Stored data
+ + +
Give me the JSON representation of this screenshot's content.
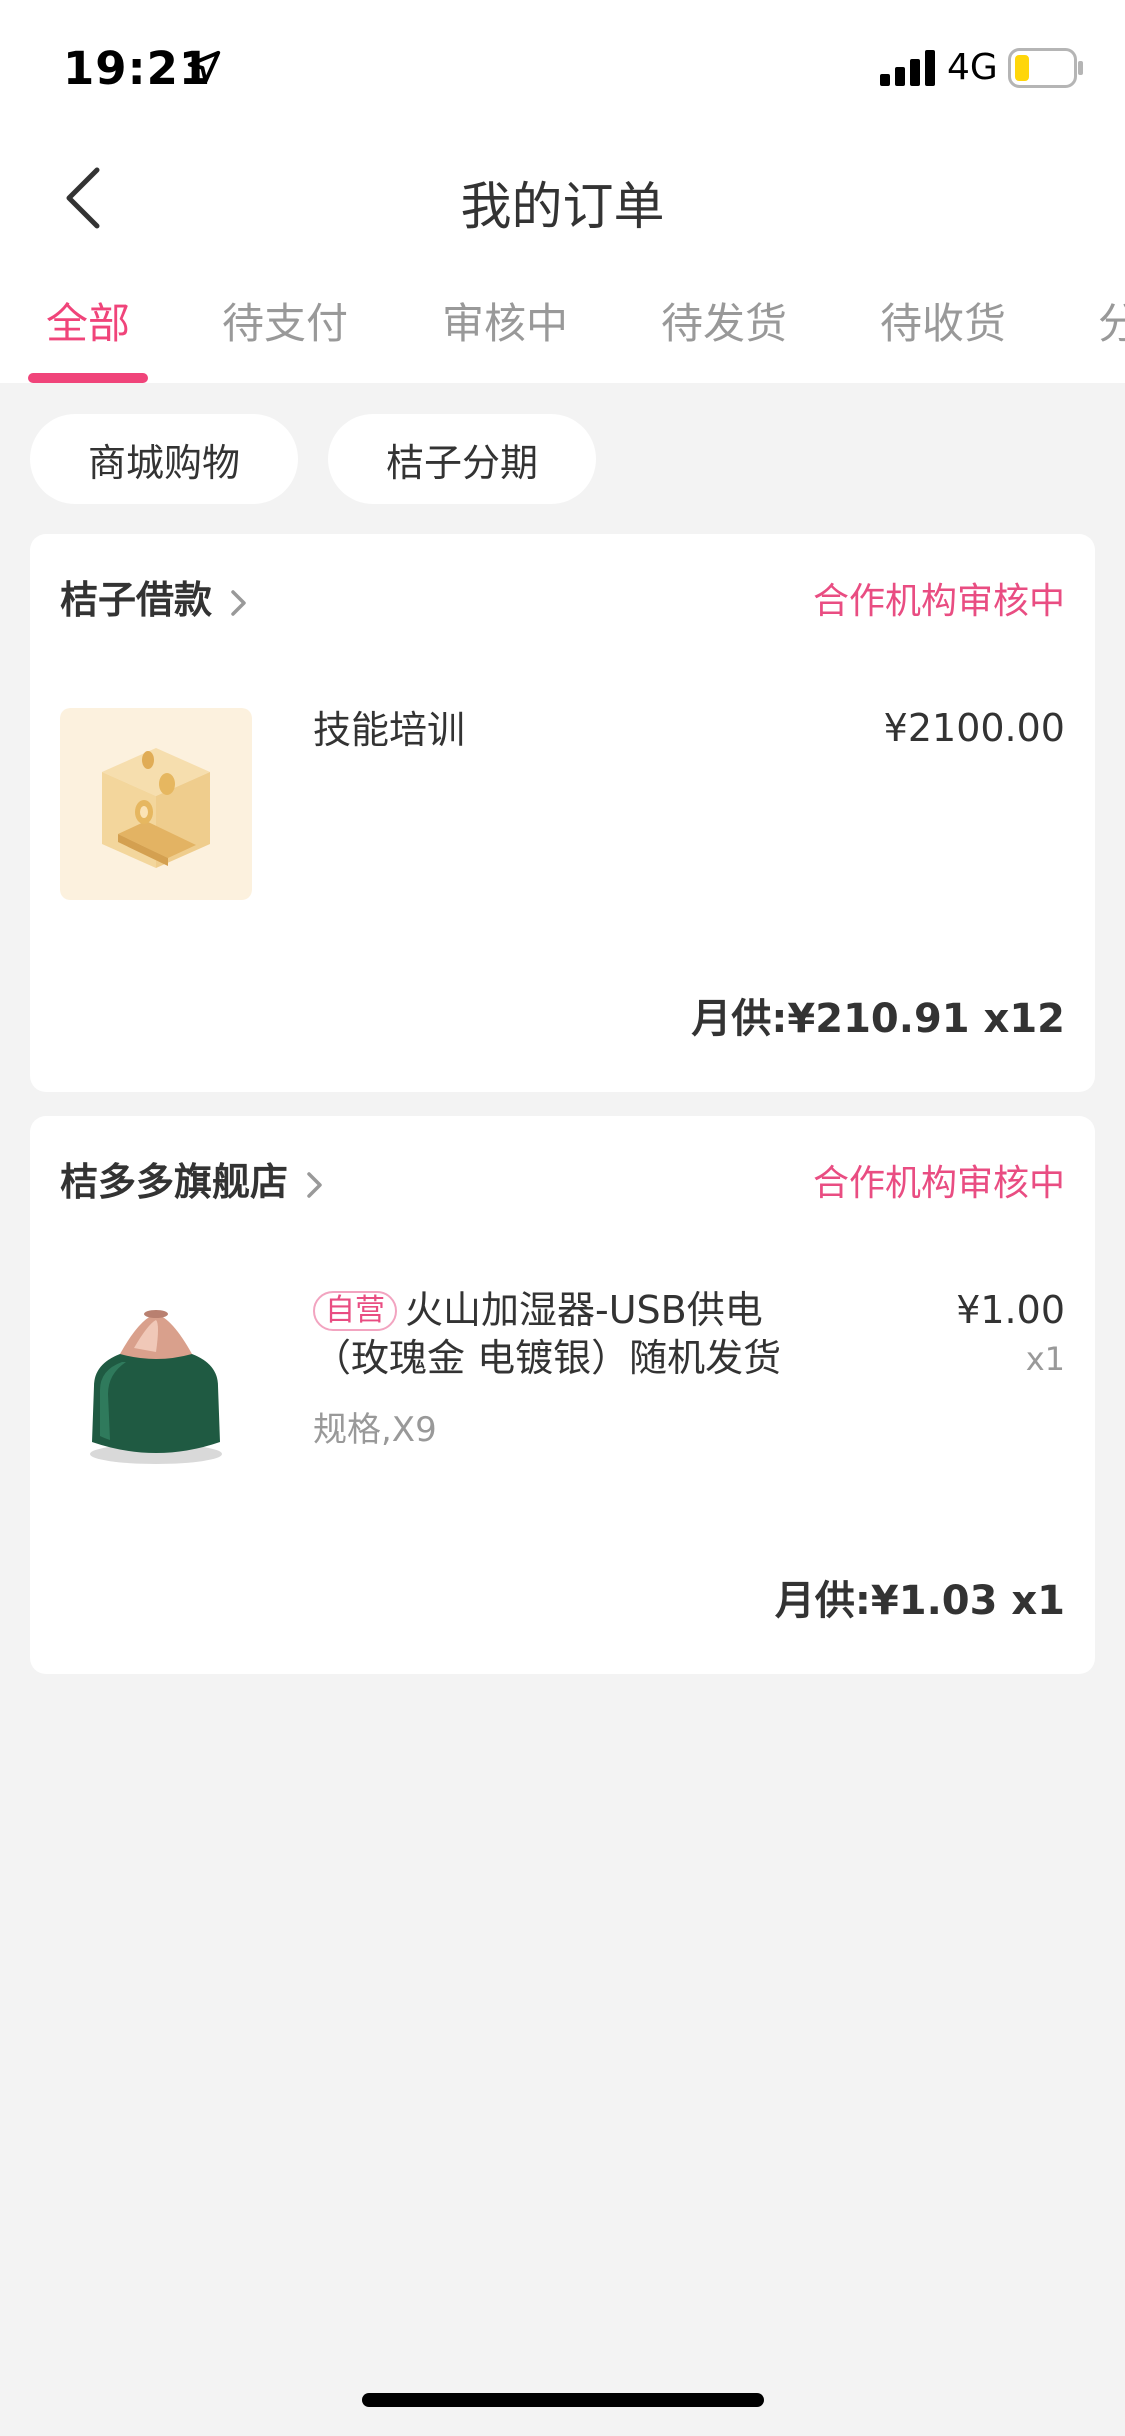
{
  "status_bar": {
    "time": "19:21",
    "network": "4G",
    "location_icon": "location-arrow-icon",
    "signal_icon": "signal-bars-icon",
    "battery_icon": "battery-low-icon"
  },
  "nav": {
    "title": "我的订单",
    "back_icon": "chevron-left-icon"
  },
  "tabs": [
    {
      "label": "全部",
      "active": true
    },
    {
      "label": "待支付",
      "active": false
    },
    {
      "label": "审核中",
      "active": false
    },
    {
      "label": "待发货",
      "active": false
    },
    {
      "label": "待收货",
      "active": false
    },
    {
      "label": "分",
      "active": false
    }
  ],
  "filters": [
    {
      "label": "商城购物"
    },
    {
      "label": "桔子分期"
    }
  ],
  "orders": [
    {
      "store": "桔子借款",
      "status": "合作机构审核中",
      "item": {
        "title": "技能培训",
        "price": "¥2100.00"
      },
      "monthly": "月供:¥210.91 x12"
    },
    {
      "store": "桔多多旗舰店",
      "status": "合作机构审核中",
      "item": {
        "badge": "自营",
        "title_line1": "火山加湿器-USB供电",
        "title_line2": "（玫瑰金 电镀银）随机发货",
        "spec": "规格,X9",
        "price": "¥1.00",
        "qty": "x1"
      },
      "monthly": "月供:¥1.03 x1"
    }
  ],
  "colors": {
    "accent": "#f0447a",
    "status_pink": "#e94d82",
    "background": "#f3f3f3"
  }
}
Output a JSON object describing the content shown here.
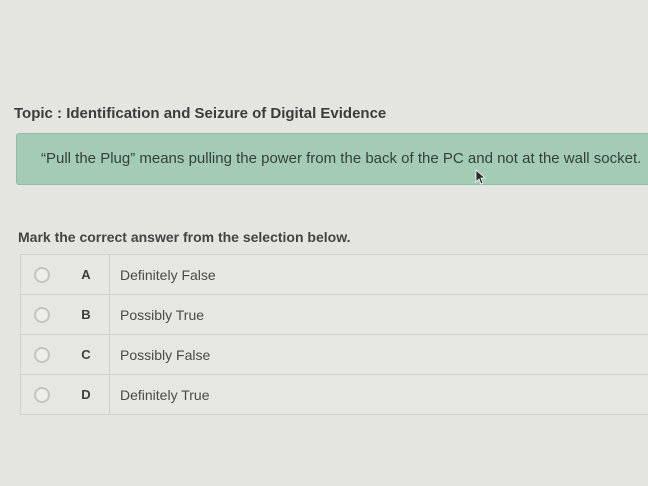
{
  "topic": "Topic : Identification and Seizure of Digital Evidence",
  "statement": "“Pull the Plug” means pulling the power from the back of the PC and not at the wall socket.",
  "instruction": "Mark the correct answer from the selection below.",
  "answers": [
    {
      "letter": "A",
      "text": "Definitely False"
    },
    {
      "letter": "B",
      "text": "Possibly True"
    },
    {
      "letter": "C",
      "text": "Possibly False"
    },
    {
      "letter": "D",
      "text": "Definitely True"
    }
  ],
  "colors": {
    "statement_bg": "#a3cbb6",
    "page_bg": "#e4e4e1"
  }
}
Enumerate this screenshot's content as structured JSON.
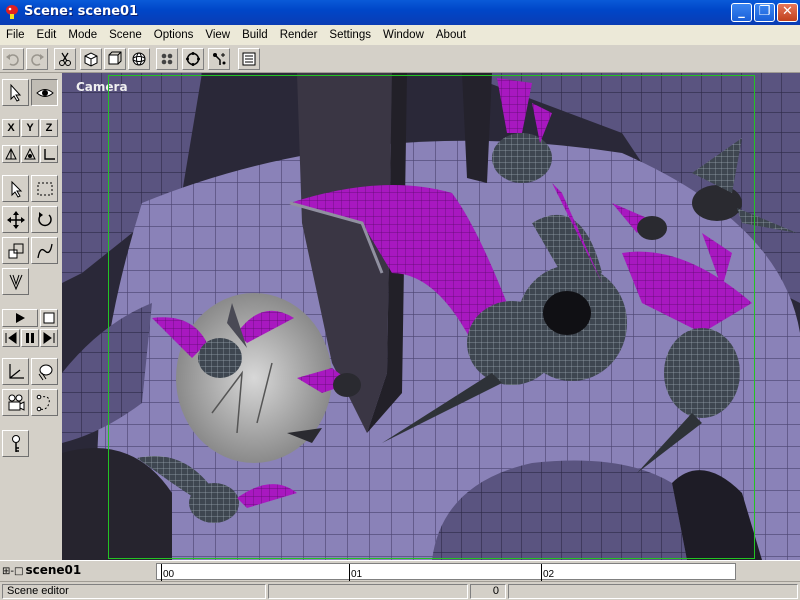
{
  "window": {
    "title": "Scene: scene01",
    "buttons": [
      "_",
      "❐",
      "✕"
    ]
  },
  "menu": [
    "File",
    "Edit",
    "Mode",
    "Scene",
    "Options",
    "View",
    "Build",
    "Render",
    "Settings",
    "Window",
    "About"
  ],
  "toolbar": {
    "buttons": [
      {
        "name": "undo-icon",
        "enabled": false
      },
      {
        "name": "redo-icon",
        "enabled": false
      },
      {
        "name": "cut-icon",
        "enabled": true
      },
      {
        "name": "cube-solid-icon",
        "enabled": true
      },
      {
        "name": "cube-wire-icon",
        "enabled": true
      },
      {
        "name": "sphere-icon",
        "enabled": true
      },
      {
        "name": "particles-icon",
        "enabled": true
      },
      {
        "name": "target-icon",
        "enabled": true
      },
      {
        "name": "sparkle-icon",
        "enabled": true
      },
      {
        "name": "list-icon",
        "enabled": true
      }
    ]
  },
  "left_tools": {
    "axis_labels": [
      "X",
      "Y",
      "Z"
    ],
    "icons": [
      "select-arrow-icon",
      "eye-icon",
      "axis-x-button",
      "axis-y-button",
      "axis-z-button",
      "coord-local-icon",
      "coord-parent-icon",
      "coord-world-icon",
      "select-icon",
      "rect-select-icon",
      "move-icon",
      "rotate-icon",
      "scale-icon",
      "curve-icon",
      "bones-icon",
      "play-icon",
      "stop-icon",
      "prev-icon",
      "pause-icon",
      "next-icon",
      "axes-icon",
      "sphere-select-icon",
      "camera-icon",
      "path-icon",
      "key-icon"
    ]
  },
  "viewport": {
    "label": "Camera",
    "frame_color": "#23c323"
  },
  "timeline": {
    "scene_name": "scene01",
    "tree_icon": "⊞-□",
    "ticks": [
      "00",
      "01",
      "02"
    ]
  },
  "status": {
    "mode": "Scene editor",
    "frame": "0"
  },
  "colors": {
    "wing": "#b020c8",
    "floor": "#7c74a8",
    "accent": "#0a5ad8"
  }
}
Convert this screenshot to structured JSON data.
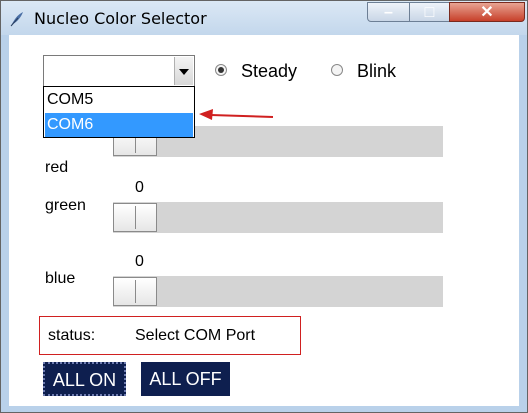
{
  "window": {
    "title": "Nucleo Color Selector",
    "controls": {
      "minimize": "–",
      "maximize": "□",
      "close": "✕"
    }
  },
  "port": {
    "selected": "",
    "options": [
      "COM5",
      "COM6"
    ],
    "highlighted": "COM6"
  },
  "mode": {
    "steady": "Steady",
    "blink": "Blink",
    "selected": "Steady"
  },
  "channels": {
    "red": {
      "label": "red",
      "value": "0"
    },
    "green": {
      "label": "green",
      "value": "0"
    },
    "blue": {
      "label": "blue",
      "value": "0"
    }
  },
  "status": {
    "label": "status:",
    "text": "Select COM Port"
  },
  "buttons": {
    "all_on": "ALL ON",
    "all_off": "ALL OFF"
  },
  "colors": {
    "annotation": "#d02020",
    "highlight": "#3399ff",
    "button": "#0e1f4f"
  },
  "icons": {
    "app": "feather-icon",
    "dropdown": "chevron-down-icon",
    "annotation": "arrow-left-icon"
  }
}
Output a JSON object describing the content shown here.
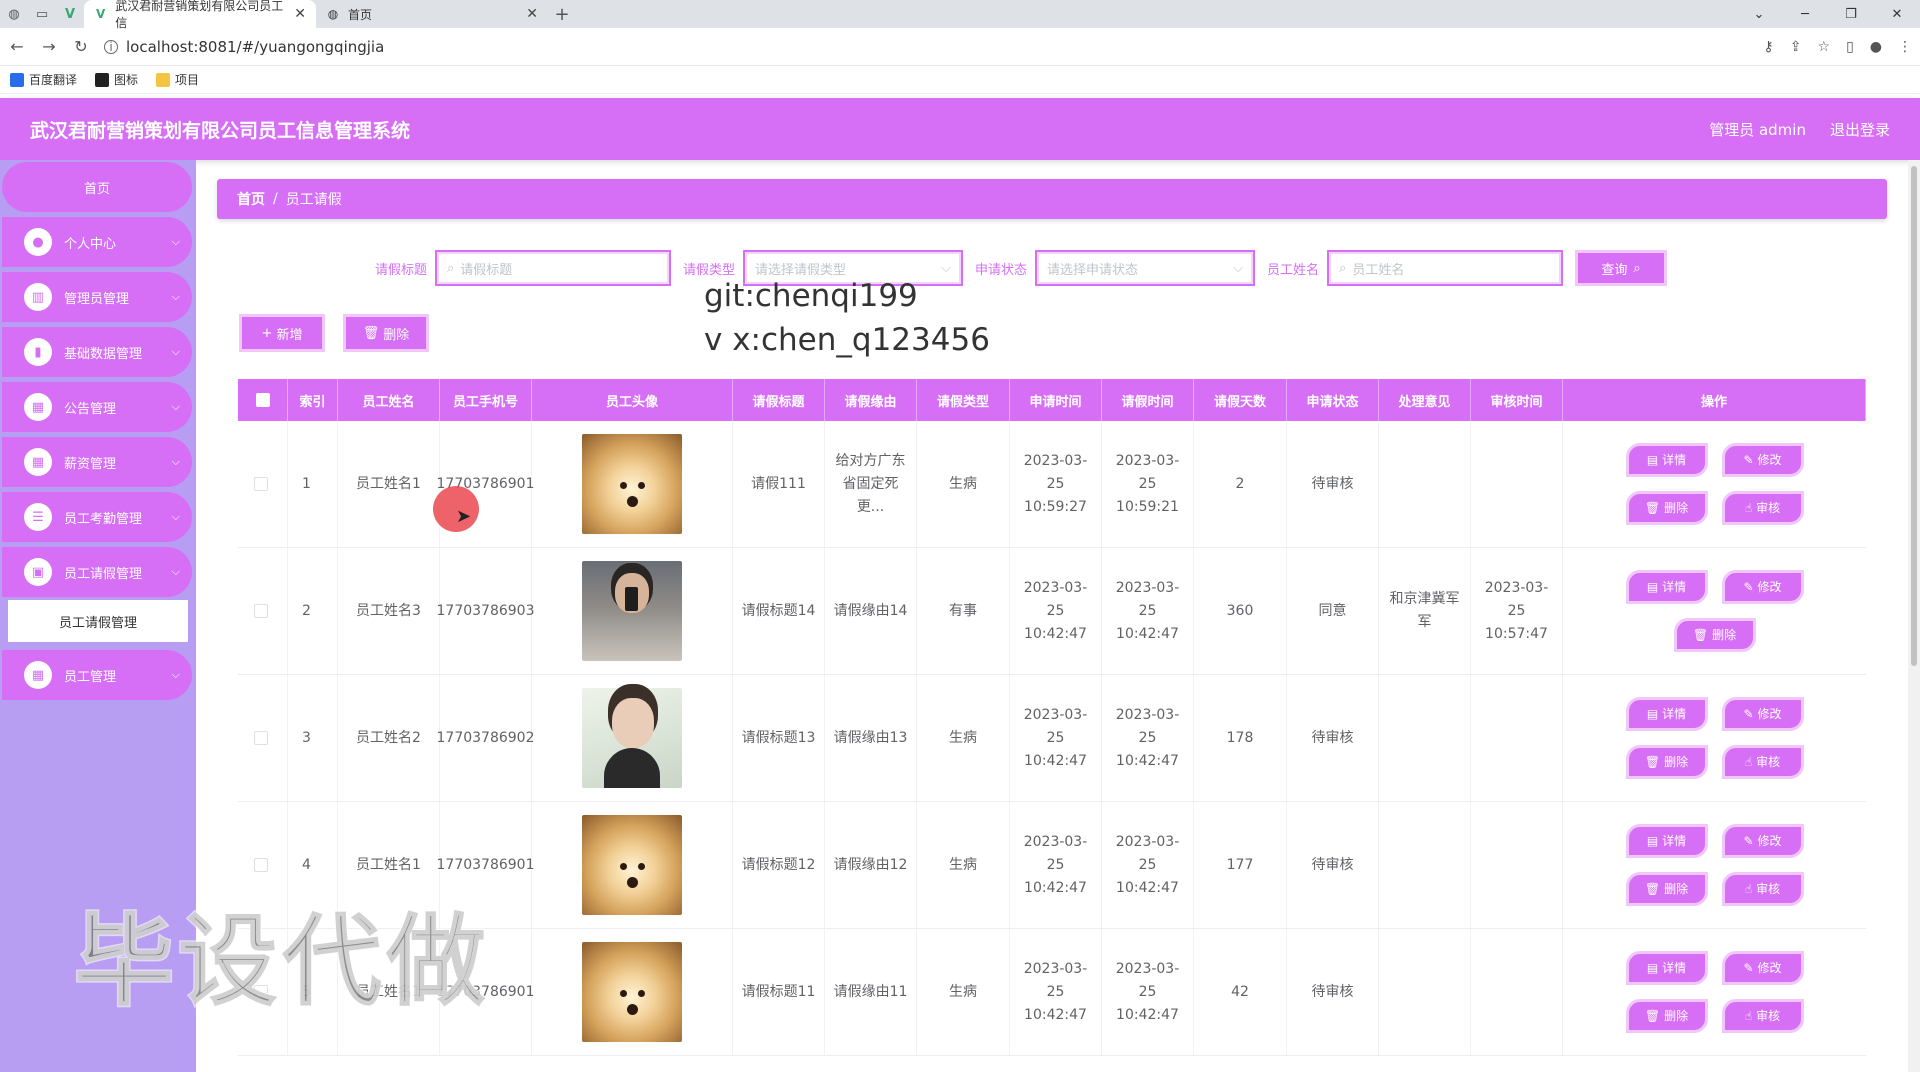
+ + +
» Job
Quote the records in their entirety, keeping the wording exact and excluding pictures.

» Final answer
Give me the JSON representation of this screenshot's content.
{
  "status_bar": {
    "time": "19:21",
    "network": "4G",
    "location_icon": "location-arrow-icon",
    "signal_icon": "signal-bars-icon",
    "battery_icon": "battery-low-icon"
  },
  "nav": {
    "title": "我的订单",
    "back_icon": "chevron-left-icon"
  },
  "tabs": [
    {
      "label": "全部",
      "active": true
    },
    {
      "label": "待支付",
      "active": false
    },
    {
      "label": "审核中",
      "active": false
    },
    {
      "label": "待发货",
      "active": false
    },
    {
      "label": "待收货",
      "active": false
    },
    {
      "label": "分",
      "active": false
    }
  ],
  "filters": [
    {
      "label": "商城购物"
    },
    {
      "label": "桔子分期"
    }
  ],
  "orders": [
    {
      "store": "桔子借款",
      "status": "合作机构审核中",
      "item": {
        "title": "技能培训",
        "price": "¥2100.00"
      },
      "monthly": "月供:¥210.91 x12"
    },
    {
      "store": "桔多多旗舰店",
      "status": "合作机构审核中",
      "item": {
        "badge": "自营",
        "title_line1": "火山加湿器-USB供电",
        "title_line2": "（玫瑰金 电镀银）随机发货",
        "spec": "规格,X9",
        "price": "¥1.00",
        "qty": "x1"
      },
      "monthly": "月供:¥1.03 x1"
    }
  ],
  "colors": {
    "accent": "#f0447a",
    "status_pink": "#e94d82",
    "background": "#f3f3f3"
  }
}
Output a JSON object describing the content shown here.
{
  "topic": "Topic : Identification and Seizure of Digital Evidence",
  "statement": "“Pull the Plug” means pulling the power from the back of the PC and not at the wall socket.",
  "instruction": "Mark the correct answer from the selection below.",
  "answers": [
    {
      "letter": "A",
      "text": "Definitely False"
    },
    {
      "letter": "B",
      "text": "Possibly True"
    },
    {
      "letter": "C",
      "text": "Possibly False"
    },
    {
      "letter": "D",
      "text": "Definitely True"
    }
  ],
  "colors": {
    "statement_bg": "#a3cbb6",
    "page_bg": "#e4e4e1"
  }
}
Enumerate this screenshot's content as structured JSON.
{
  "window": {
    "title": "Scene: scene01",
    "buttons": [
      "_",
      "❐",
      "✕"
    ]
  },
  "menu": [
    "File",
    "Edit",
    "Mode",
    "Scene",
    "Options",
    "View",
    "Build",
    "Render",
    "Settings",
    "Window",
    "About"
  ],
  "toolbar": {
    "buttons": [
      {
        "name": "undo-icon",
        "enabled": false
      },
      {
        "name": "redo-icon",
        "enabled": false
      },
      {
        "name": "cut-icon",
        "enabled": true
      },
      {
        "name": "cube-solid-icon",
        "enabled": true
      },
      {
        "name": "cube-wire-icon",
        "enabled": true
      },
      {
        "name": "sphere-icon",
        "enabled": true
      },
      {
        "name": "particles-icon",
        "enabled": true
      },
      {
        "name": "target-icon",
        "enabled": true
      },
      {
        "name": "sparkle-icon",
        "enabled": true
      },
      {
        "name": "list-icon",
        "enabled": true
      }
    ]
  },
  "left_tools": {
    "axis_labels": [
      "X",
      "Y",
      "Z"
    ],
    "icons": [
      "select-arrow-icon",
      "eye-icon",
      "axis-x-button",
      "axis-y-button",
      "axis-z-button",
      "coord-local-icon",
      "coord-parent-icon",
      "coord-world-icon",
      "select-icon",
      "rect-select-icon",
      "move-icon",
      "rotate-icon",
      "scale-icon",
      "curve-icon",
      "bones-icon",
      "play-icon",
      "stop-icon",
      "prev-icon",
      "pause-icon",
      "next-icon",
      "axes-icon",
      "sphere-select-icon",
      "camera-icon",
      "path-icon",
      "key-icon"
    ]
  },
  "viewport": {
    "label": "Camera",
    "frame_color": "#23c323"
  },
  "timeline": {
    "scene_name": "scene01",
    "tree_icon": "⊞-□",
    "ticks": [
      "00",
      "01",
      "02"
    ]
  },
  "status": {
    "mode": "Scene editor",
    "frame": "0"
  },
  "colors": {
    "wing": "#b020c8",
    "floor": "#7c74a8",
    "accent": "#0a5ad8"
  }
}
Convert this screenshot to structured JSON data.
{
  "window": {
    "title": "Nucleo Color Selector",
    "controls": {
      "minimize": "–",
      "maximize": "□",
      "close": "✕"
    }
  },
  "port": {
    "selected": "",
    "options": [
      "COM5",
      "COM6"
    ],
    "highlighted": "COM6"
  },
  "mode": {
    "steady": "Steady",
    "blink": "Blink",
    "selected": "Steady"
  },
  "channels": {
    "red": {
      "label": "red",
      "value": "0"
    },
    "green": {
      "label": "green",
      "value": "0"
    },
    "blue": {
      "label": "blue",
      "value": "0"
    }
  },
  "status": {
    "label": "status:",
    "text": "Select COM Port"
  },
  "buttons": {
    "all_on": "ALL ON",
    "all_off": "ALL OFF"
  },
  "colors": {
    "annotation": "#d02020",
    "highlight": "#3399ff",
    "button": "#0e1f4f"
  },
  "icons": {
    "app": "feather-icon",
    "dropdown": "chevron-down-icon",
    "annotation": "arrow-left-icon"
  }
}
Output a JSON object describing the content shown here.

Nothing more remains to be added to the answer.